----- WORKING DATA
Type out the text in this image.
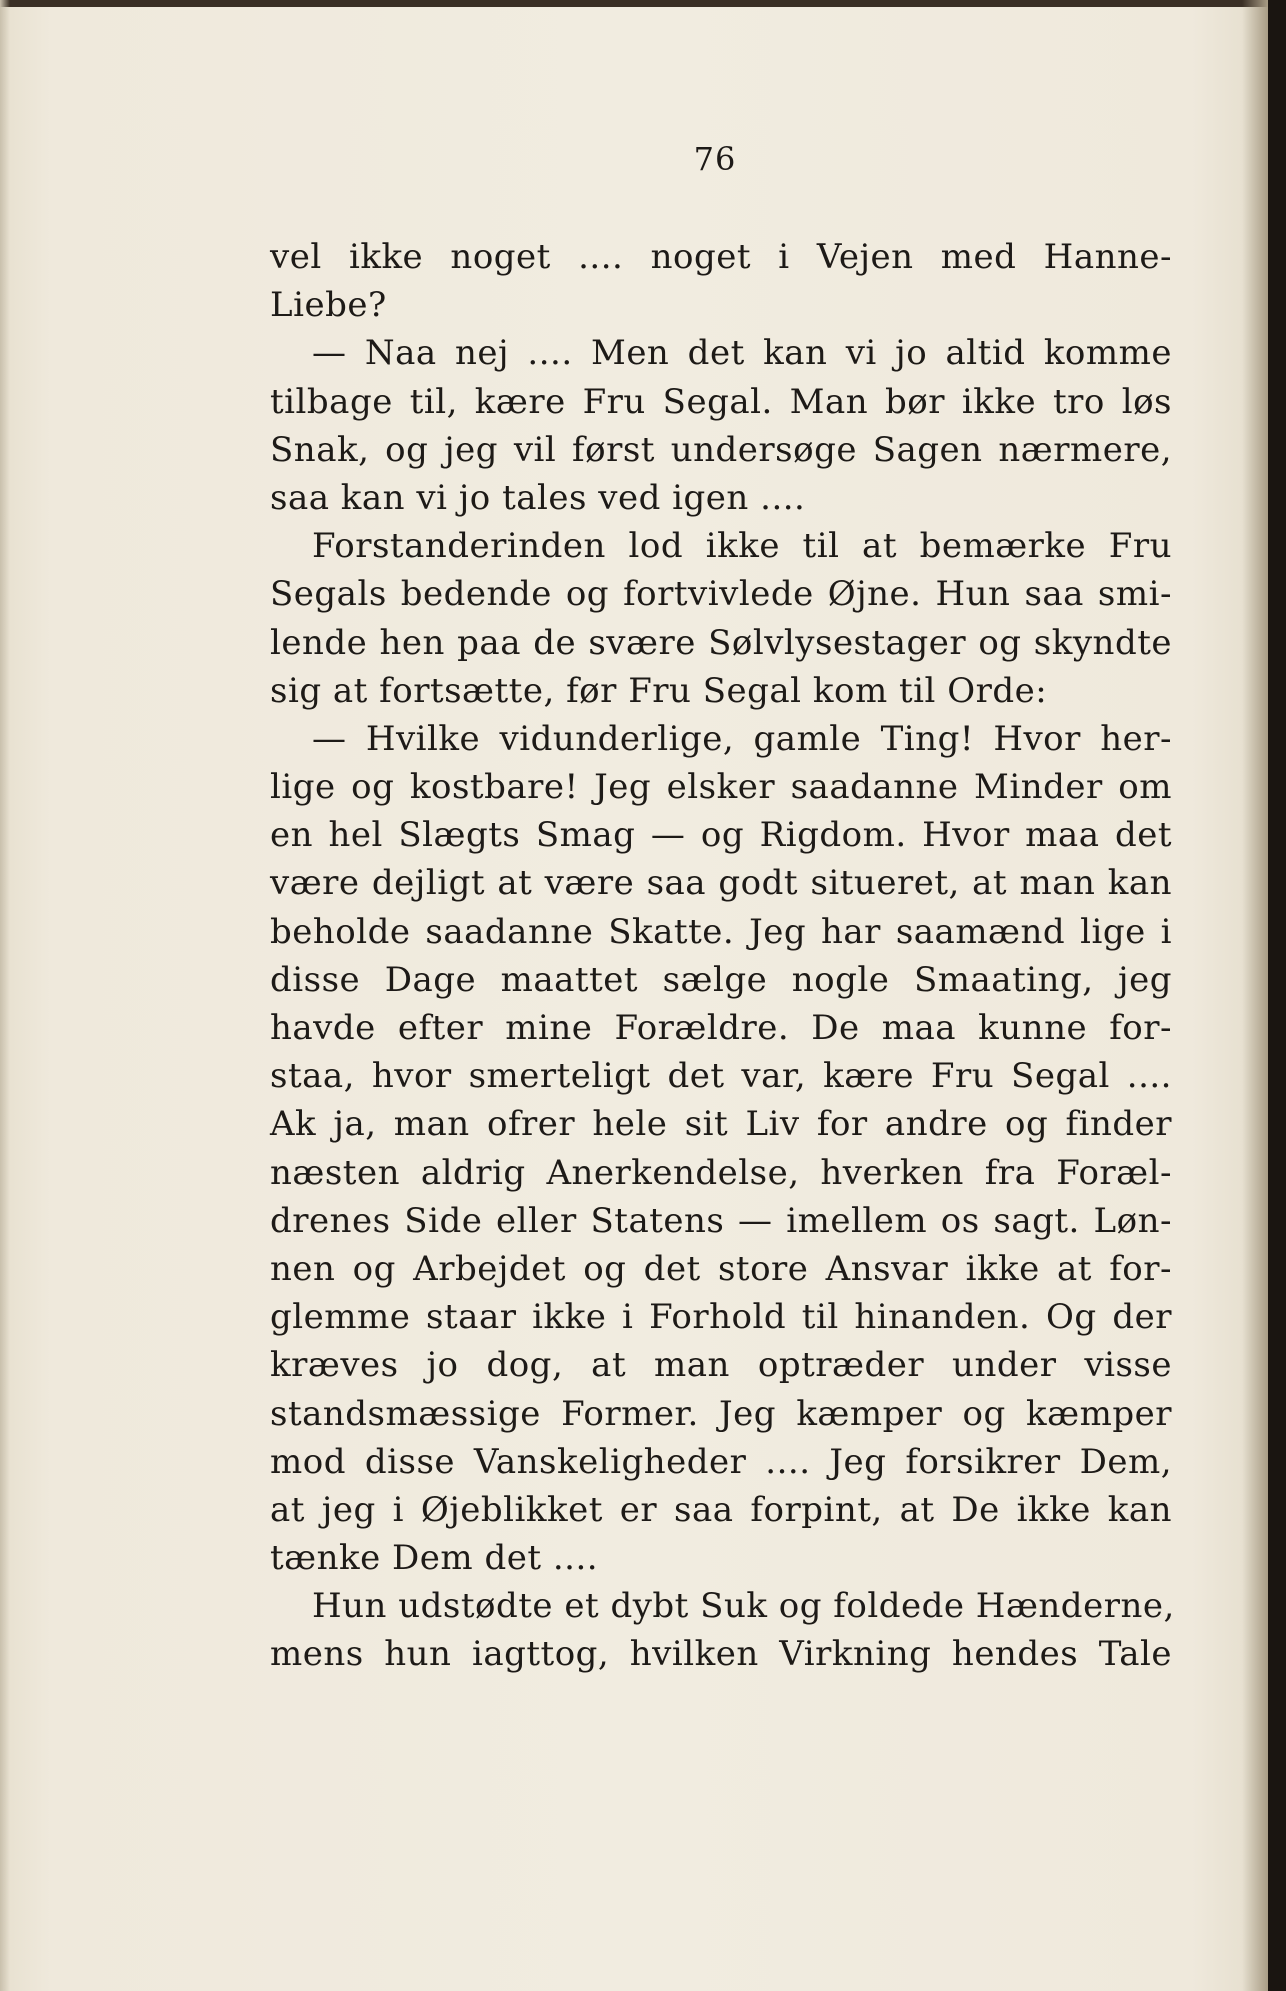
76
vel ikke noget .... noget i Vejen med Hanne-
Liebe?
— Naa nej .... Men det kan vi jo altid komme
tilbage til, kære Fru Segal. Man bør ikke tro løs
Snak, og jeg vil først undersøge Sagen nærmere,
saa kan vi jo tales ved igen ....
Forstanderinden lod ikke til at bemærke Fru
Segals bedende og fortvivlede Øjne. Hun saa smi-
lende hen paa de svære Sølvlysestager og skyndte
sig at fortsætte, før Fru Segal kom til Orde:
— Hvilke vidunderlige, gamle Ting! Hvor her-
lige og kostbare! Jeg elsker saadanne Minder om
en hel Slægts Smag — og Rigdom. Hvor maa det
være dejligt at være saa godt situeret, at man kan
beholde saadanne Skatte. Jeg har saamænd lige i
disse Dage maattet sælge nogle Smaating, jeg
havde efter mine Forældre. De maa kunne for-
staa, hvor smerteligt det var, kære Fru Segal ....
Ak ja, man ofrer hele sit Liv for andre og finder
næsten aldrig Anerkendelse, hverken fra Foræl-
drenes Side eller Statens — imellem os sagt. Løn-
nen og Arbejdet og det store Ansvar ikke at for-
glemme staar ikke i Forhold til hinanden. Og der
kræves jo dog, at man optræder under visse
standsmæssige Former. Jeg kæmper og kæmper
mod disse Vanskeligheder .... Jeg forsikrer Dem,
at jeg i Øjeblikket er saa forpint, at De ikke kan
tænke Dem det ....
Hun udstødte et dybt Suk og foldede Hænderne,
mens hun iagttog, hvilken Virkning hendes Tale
----------
----- WORKING DATA
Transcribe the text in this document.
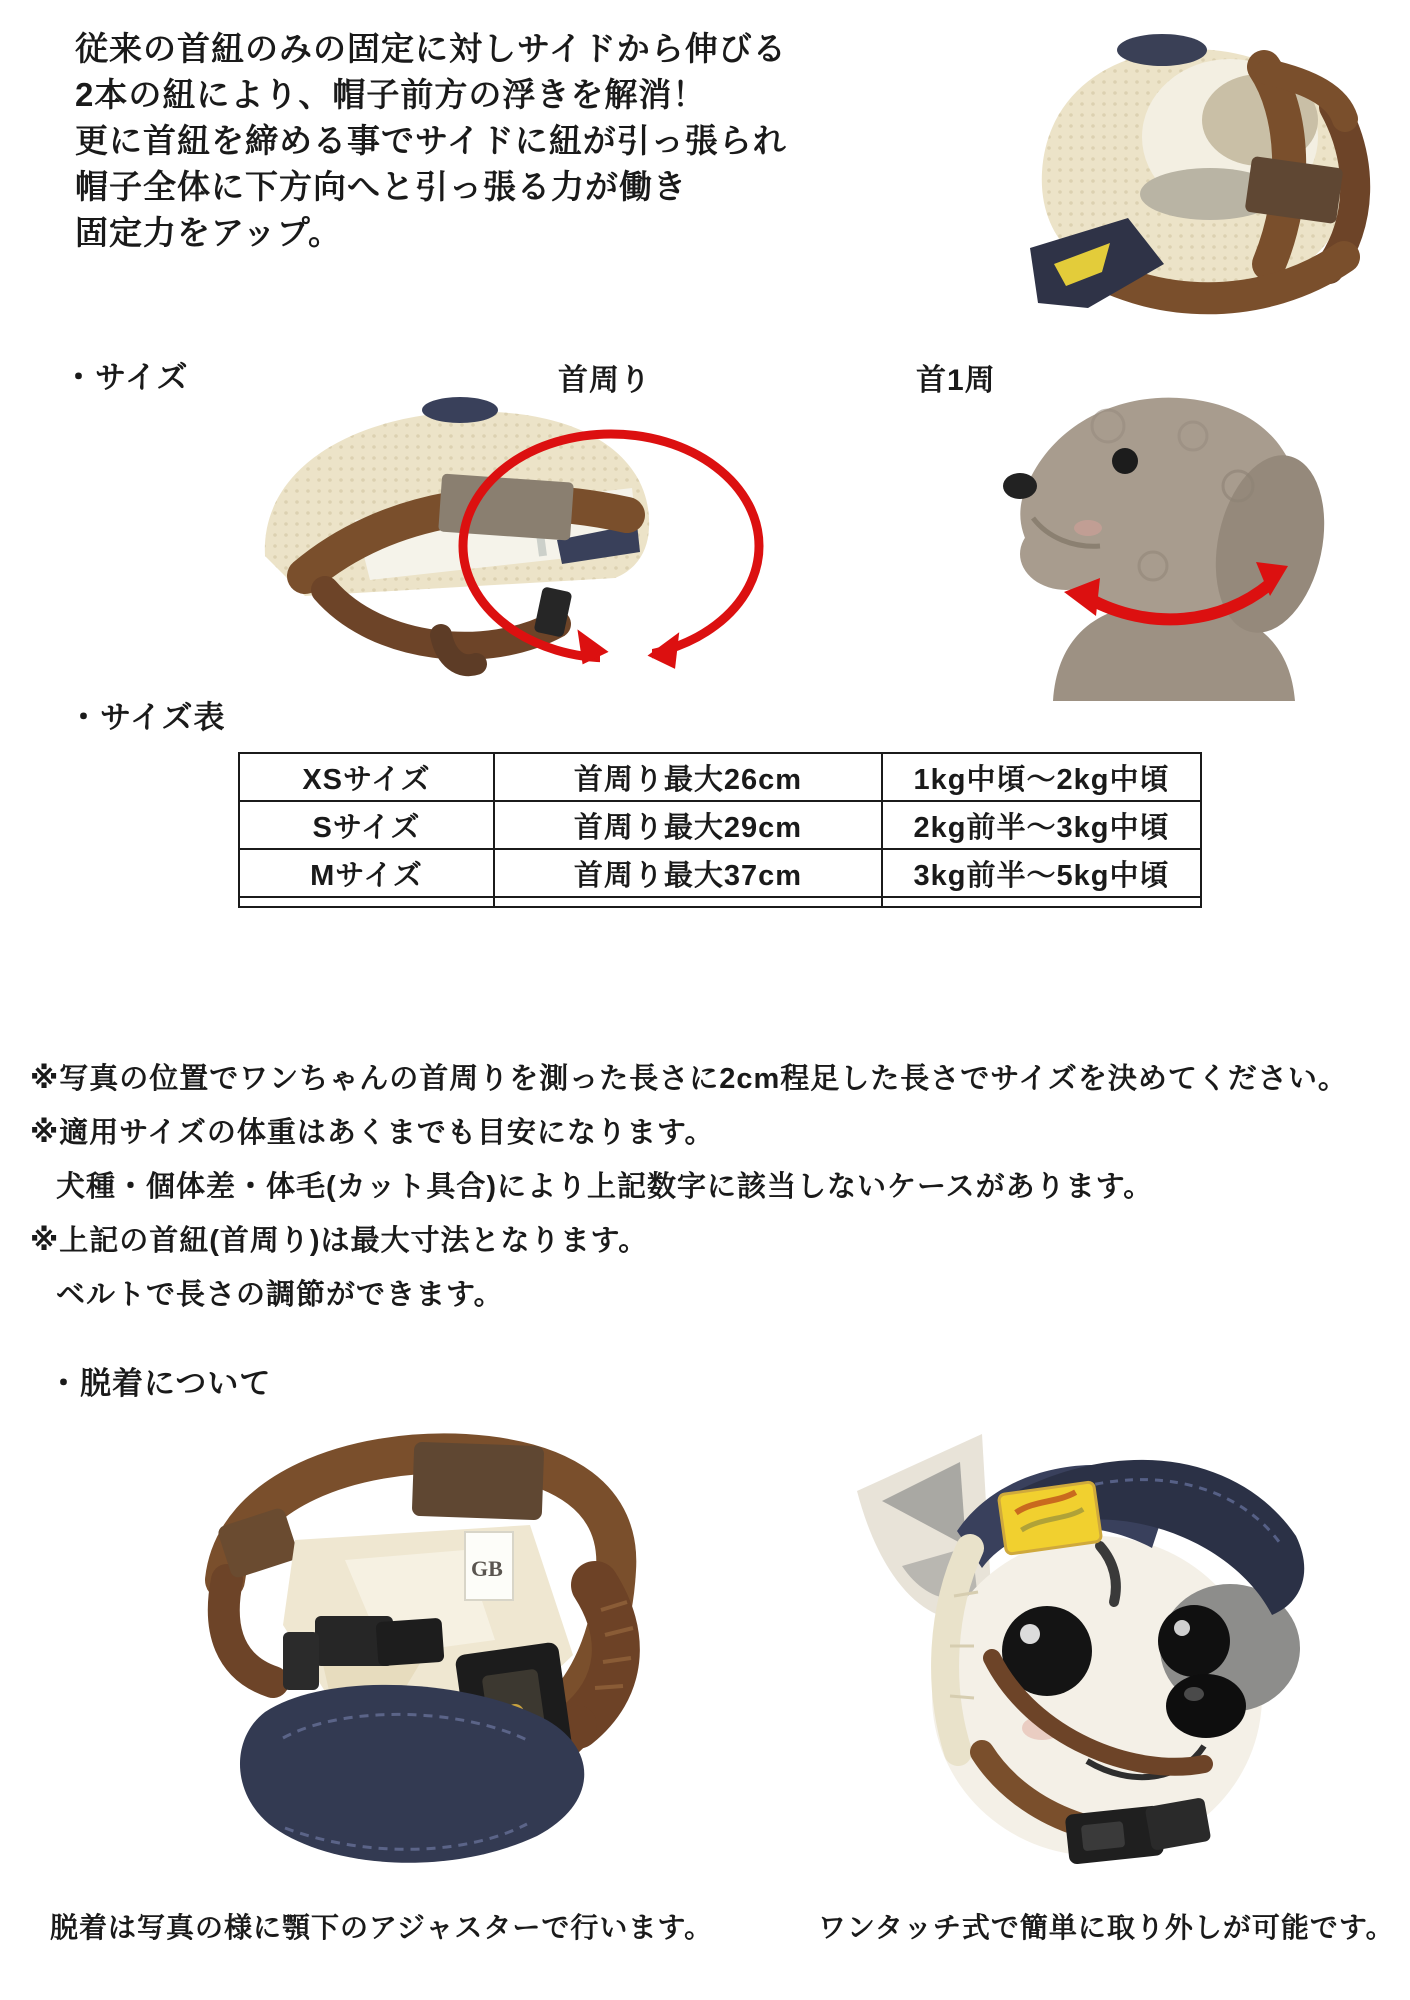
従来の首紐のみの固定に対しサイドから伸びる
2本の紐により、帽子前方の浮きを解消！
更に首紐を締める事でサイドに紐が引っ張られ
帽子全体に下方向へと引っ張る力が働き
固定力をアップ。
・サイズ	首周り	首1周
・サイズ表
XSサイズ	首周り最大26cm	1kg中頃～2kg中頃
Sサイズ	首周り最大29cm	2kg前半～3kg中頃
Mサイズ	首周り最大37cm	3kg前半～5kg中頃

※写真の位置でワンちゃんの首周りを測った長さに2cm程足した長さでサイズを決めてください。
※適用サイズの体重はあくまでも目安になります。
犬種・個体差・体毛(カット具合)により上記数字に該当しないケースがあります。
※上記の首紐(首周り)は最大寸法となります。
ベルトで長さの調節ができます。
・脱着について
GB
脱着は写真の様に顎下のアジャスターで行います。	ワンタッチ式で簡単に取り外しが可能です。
----------
----- WORKING DATA
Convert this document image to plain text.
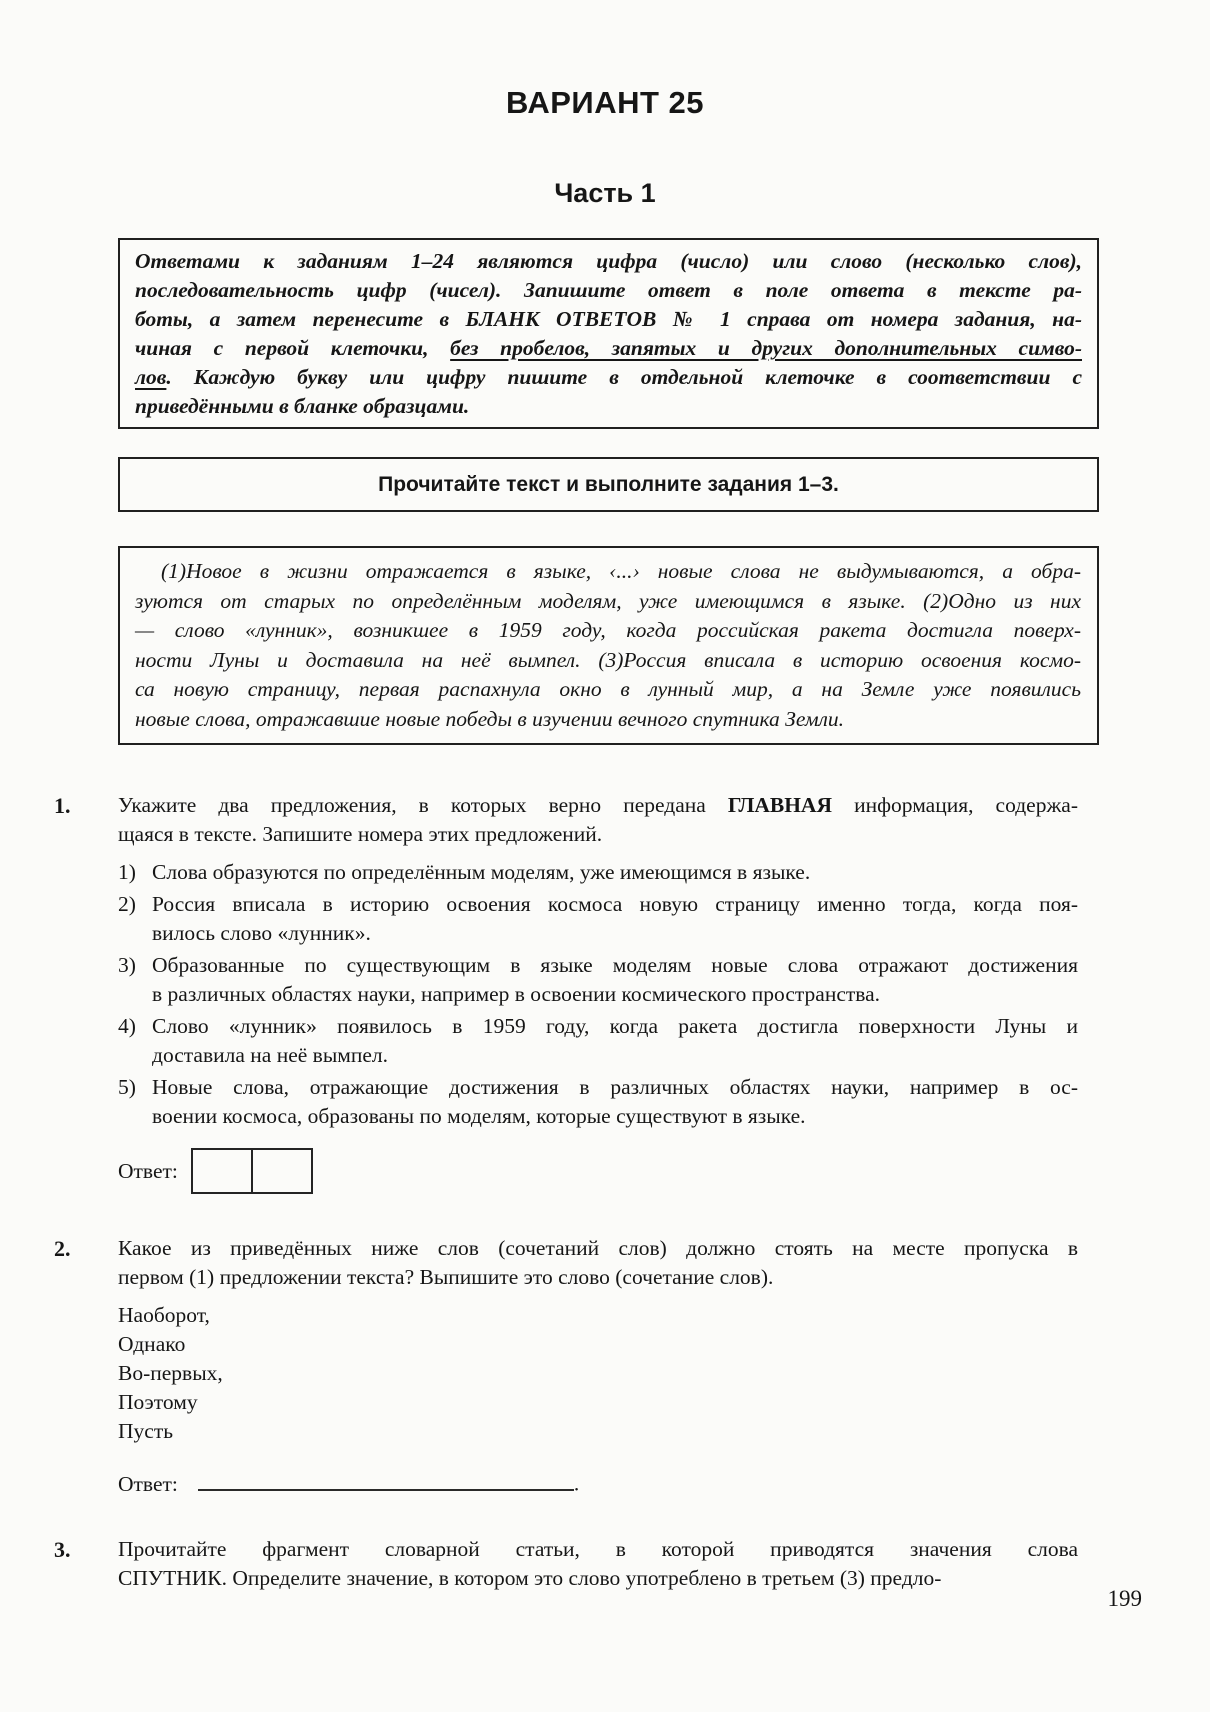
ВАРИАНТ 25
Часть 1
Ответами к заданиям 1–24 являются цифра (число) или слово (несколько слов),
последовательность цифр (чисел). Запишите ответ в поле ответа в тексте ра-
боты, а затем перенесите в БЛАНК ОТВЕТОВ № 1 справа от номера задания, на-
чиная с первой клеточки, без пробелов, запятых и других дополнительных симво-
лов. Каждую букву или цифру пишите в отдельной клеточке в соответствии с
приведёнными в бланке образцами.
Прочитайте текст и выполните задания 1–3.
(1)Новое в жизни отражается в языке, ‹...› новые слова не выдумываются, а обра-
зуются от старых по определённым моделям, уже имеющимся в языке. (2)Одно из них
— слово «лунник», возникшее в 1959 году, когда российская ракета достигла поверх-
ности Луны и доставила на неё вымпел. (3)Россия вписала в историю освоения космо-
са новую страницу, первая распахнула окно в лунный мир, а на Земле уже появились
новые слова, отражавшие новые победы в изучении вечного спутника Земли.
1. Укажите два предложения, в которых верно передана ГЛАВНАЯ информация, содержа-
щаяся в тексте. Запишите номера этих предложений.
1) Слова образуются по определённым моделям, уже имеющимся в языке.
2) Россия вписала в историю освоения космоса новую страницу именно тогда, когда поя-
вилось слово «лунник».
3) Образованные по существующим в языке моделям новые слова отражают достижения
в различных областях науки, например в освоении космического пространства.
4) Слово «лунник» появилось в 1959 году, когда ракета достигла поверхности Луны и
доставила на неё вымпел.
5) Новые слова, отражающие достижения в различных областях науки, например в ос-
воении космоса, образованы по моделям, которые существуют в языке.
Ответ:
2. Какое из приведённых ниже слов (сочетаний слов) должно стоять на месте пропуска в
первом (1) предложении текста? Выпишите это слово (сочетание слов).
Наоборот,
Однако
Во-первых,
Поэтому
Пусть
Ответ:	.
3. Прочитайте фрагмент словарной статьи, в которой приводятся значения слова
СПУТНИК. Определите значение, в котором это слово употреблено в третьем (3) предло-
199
----------
◆ THE PROBLEM:
Going through the data, tally the lines containing "Россия" and report only the result.

◆ FULL ANSWER:
2